(Records provided)
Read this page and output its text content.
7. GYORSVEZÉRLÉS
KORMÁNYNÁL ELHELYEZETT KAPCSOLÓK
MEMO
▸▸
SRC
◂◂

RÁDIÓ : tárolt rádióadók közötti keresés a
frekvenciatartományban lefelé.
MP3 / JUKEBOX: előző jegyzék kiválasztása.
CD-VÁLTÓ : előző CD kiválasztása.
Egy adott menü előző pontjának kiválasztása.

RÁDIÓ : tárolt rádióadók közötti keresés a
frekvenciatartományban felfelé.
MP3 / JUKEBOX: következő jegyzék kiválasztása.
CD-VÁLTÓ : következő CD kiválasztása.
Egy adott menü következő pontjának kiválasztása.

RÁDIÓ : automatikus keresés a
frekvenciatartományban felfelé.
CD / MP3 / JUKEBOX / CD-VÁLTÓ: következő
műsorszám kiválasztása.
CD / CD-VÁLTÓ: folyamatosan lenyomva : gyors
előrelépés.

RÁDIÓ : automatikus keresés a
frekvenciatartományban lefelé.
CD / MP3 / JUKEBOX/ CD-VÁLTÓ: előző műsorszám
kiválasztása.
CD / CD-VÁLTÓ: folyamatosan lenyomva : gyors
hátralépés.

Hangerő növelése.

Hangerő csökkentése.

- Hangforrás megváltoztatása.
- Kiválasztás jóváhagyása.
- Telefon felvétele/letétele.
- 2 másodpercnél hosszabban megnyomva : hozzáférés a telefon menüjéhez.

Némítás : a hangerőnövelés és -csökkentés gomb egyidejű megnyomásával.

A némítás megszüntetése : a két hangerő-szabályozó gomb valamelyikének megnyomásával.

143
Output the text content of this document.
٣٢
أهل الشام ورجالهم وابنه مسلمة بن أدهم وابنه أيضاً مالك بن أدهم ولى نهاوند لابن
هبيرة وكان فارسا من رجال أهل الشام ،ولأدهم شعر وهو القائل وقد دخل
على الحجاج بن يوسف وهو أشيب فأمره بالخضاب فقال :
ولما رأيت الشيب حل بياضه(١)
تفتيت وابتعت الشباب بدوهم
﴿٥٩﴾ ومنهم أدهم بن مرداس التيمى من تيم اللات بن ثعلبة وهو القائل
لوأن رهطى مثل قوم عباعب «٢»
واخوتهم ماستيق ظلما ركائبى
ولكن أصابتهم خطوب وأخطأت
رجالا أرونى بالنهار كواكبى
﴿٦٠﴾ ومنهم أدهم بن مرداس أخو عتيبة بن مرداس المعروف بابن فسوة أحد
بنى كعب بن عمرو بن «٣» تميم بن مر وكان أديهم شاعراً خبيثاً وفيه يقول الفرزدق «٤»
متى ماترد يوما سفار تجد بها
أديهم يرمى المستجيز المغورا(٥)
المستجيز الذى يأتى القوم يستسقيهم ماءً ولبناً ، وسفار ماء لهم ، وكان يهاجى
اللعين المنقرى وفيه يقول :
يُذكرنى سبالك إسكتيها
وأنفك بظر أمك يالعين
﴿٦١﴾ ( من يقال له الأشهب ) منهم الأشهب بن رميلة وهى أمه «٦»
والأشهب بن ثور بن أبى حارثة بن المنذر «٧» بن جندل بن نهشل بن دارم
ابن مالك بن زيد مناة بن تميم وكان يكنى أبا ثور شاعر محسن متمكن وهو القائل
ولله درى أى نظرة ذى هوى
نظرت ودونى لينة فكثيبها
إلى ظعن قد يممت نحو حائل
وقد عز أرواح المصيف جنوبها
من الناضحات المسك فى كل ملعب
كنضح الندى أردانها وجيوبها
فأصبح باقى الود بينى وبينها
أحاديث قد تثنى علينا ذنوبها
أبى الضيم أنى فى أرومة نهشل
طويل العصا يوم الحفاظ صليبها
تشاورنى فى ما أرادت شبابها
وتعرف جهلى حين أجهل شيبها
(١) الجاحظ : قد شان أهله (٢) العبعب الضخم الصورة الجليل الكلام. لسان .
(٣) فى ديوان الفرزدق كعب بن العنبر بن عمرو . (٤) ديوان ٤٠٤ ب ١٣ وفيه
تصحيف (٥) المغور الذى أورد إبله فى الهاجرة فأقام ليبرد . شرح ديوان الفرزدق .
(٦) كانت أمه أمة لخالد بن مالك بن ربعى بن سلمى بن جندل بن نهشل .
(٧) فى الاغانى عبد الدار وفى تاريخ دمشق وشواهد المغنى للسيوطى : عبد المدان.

(What you will do) Print the whole listing again, exactly.

(Worked answer)
Read this page and output its text content.
7. GYORSVEZÉRLÉS
KORMÁNYNÁL ELHELYEZETT KAPCSOLÓK
MEMO
▸▸
SRC
◂◂

RÁDIÓ : tárolt rádióadók közötti keresés a
frekvenciatartományban lefelé.
MP3 / JUKEBOX: előző jegyzék kiválasztása.
CD-VÁLTÓ : előző CD kiválasztása.
Egy adott menü előző pontjának kiválasztása.

RÁDIÓ : tárolt rádióadók közötti keresés a
frekvenciatartományban felfelé.
MP3 / JUKEBOX: következő jegyzék kiválasztása.
CD-VÁLTÓ : következő CD kiválasztása.
Egy adott menü következő pontjának kiválasztása.

RÁDIÓ : automatikus keresés a
frekvenciatartományban felfelé.
CD / MP3 / JUKEBOX / CD-VÁLTÓ: következő
műsorszám kiválasztása.
CD / CD-VÁLTÓ: folyamatosan lenyomva : gyors
előrelépés.

RÁDIÓ : automatikus keresés a
frekvenciatartományban lefelé.
CD / MP3 / JUKEBOX/ CD-VÁLTÓ: előző műsorszám
kiválasztása.
CD / CD-VÁLTÓ: folyamatosan lenyomva : gyors
hátralépés.

Hangerő növelése.

Hangerő csökkentése.

- Hangforrás megváltoztatása.
- Kiválasztás jóváhagyása.
- Telefon felvétele/letétele.
- 2 másodpercnél hosszabban megnyomva : hozzáférés a telefon menüjéhez.

Némítás : a hangerőnövelés és -csökkentés gomb egyidejű megnyomásával.

A némítás megszüntetése : a két hangerő-szabályozó gomb valamelyikének megnyomásával.

143
Output the text content of this document.
٣٢
أهل الشام ورجالهم وابنه مسلمة بن أدهم وابنه أيضاً مالك بن أدهم ولى نهاوند لابن
هبيرة وكان فارسا من رجال أهل الشام ،ولأدهم شعر وهو القائل وقد دخل
على الحجاج بن يوسف وهو أشيب فأمره بالخضاب فقال :
ولما رأيت الشيب حل بياضه(١)
تفتيت وابتعت الشباب بدوهم
﴿٥٩﴾ ومنهم أدهم بن مرداس التيمى من تيم اللات بن ثعلبة وهو القائل
لوأن رهطى مثل قوم عباعب «٢»
واخوتهم ماستيق ظلما ركائبى
ولكن أصابتهم خطوب وأخطأت
رجالا أرونى بالنهار كواكبى
﴿٦٠﴾ ومنهم أدهم بن مرداس أخو عتيبة بن مرداس المعروف بابن فسوة أحد
بنى كعب بن عمرو بن «٣» تميم بن مر وكان أديهم شاعراً خبيثاً وفيه يقول الفرزدق «٤»
متى ماترد يوما سفار تجد بها
أديهم يرمى المستجيز المغورا(٥)
المستجيز الذى يأتى القوم يستسقيهم ماءً ولبناً ، وسفار ماء لهم ، وكان يهاجى
اللعين المنقرى وفيه يقول :
يُذكرنى سبالك إسكتيها
وأنفك بظر أمك يالعين
﴿٦١﴾ ( من يقال له الأشهب ) منهم الأشهب بن رميلة وهى أمه «٦»
والأشهب بن ثور بن أبى حارثة بن المنذر «٧» بن جندل بن نهشل بن دارم
ابن مالك بن زيد مناة بن تميم وكان يكنى أبا ثور شاعر محسن متمكن وهو القائل
ولله درى أى نظرة ذى هوى
نظرت ودونى لينة فكثيبها
إلى ظعن قد يممت نحو حائل
وقد عز أرواح المصيف جنوبها
من الناضحات المسك فى كل ملعب
كنضح الندى أردانها وجيوبها
فأصبح باقى الود بينى وبينها
أحاديث قد تثنى علينا ذنوبها
أبى الضيم أنى فى أرومة نهشل
طويل العصا يوم الحفاظ صليبها
تشاورنى فى ما أرادت شبابها
وتعرف جهلى حين أجهل شيبها
(١) الجاحظ : قد شان أهله (٢) العبعب الضخم الصورة الجليل الكلام. لسان .
(٣) فى ديوان الفرزدق كعب بن العنبر بن عمرو . (٤) ديوان ٤٠٤ ب ١٣ وفيه
تصحيف (٥) المغور الذى أورد إبله فى الهاجرة فأقام ليبرد . شرح ديوان الفرزدق .
(٦) كانت أمه أمة لخالد بن مالك بن ربعى بن سلمى بن جندل بن نهشل .
(٧) فى الاغانى عبد الدار وفى تاريخ دمشق وشواهد المغنى للسيوطى : عبد المدان.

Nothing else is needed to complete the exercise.